== Set task ==
Each entry in the listing below should be restated word for word.

== Records provided ==

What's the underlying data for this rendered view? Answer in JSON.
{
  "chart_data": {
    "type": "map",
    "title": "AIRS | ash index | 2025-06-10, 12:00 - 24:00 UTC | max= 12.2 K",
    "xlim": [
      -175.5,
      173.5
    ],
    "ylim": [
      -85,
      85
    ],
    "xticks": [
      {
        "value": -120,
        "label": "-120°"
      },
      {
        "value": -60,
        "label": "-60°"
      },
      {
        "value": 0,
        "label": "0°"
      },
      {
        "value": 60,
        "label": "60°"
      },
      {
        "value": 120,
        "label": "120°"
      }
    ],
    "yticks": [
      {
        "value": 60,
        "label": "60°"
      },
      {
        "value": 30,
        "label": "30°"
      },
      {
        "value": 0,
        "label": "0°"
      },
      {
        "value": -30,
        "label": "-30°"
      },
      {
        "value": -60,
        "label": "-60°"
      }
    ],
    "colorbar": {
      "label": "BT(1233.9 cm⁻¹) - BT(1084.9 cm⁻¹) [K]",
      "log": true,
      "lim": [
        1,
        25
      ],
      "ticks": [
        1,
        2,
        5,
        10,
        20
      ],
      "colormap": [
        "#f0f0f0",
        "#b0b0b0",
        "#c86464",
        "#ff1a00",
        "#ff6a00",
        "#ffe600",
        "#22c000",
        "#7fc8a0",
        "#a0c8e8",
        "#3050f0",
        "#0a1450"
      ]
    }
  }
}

== Written response ==
What's the underlying data for this rendered view? Answer in JSON.
{
  "chart_data": {
    "type": "map",
    "title": "AIRS | ash index | 2025-06-10, 12:00 - 24:00 UTC | max= 12.2 K",
    "xlim": [
      -175.5,
      173.5
    ],
    "ylim": [
      -85,
      85
    ],
    "xticks": [
      {
        "value": -120,
        "label": "-120°"
      },
      {
        "value": -60,
        "label": "-60°"
      },
      {
        "value": 0,
        "label": "0°"
      },
      {
        "value": 60,
        "label": "60°"
      },
      {
        "value": 120,
        "label": "120°"
      }
    ],
    "yticks": [
      {
        "value": 60,
        "label": "60°"
      },
      {
        "value": 30,
        "label": "30°"
      },
      {
        "value": 0,
        "label": "0°"
      },
      {
        "value": -30,
        "label": "-30°"
      },
      {
        "value": -60,
        "label": "-60°"
      }
    ],
    "colorbar": {
      "label": "BT(1233.9 cm⁻¹) - BT(1084.9 cm⁻¹) [K]",
      "log": true,
      "lim": [
        1,
        25
      ],
      "ticks": [
        1,
        2,
        5,
        10,
        20
      ],
      "colormap": [
        "#f0f0f0",
        "#b0b0b0",
        "#c86464",
        "#ff1a00",
        "#ff6a00",
        "#ffe600",
        "#22c000",
        "#7fc8a0",
        "#a0c8e8",
        "#3050f0",
        "#0a1450"
      ]
    }
  }
}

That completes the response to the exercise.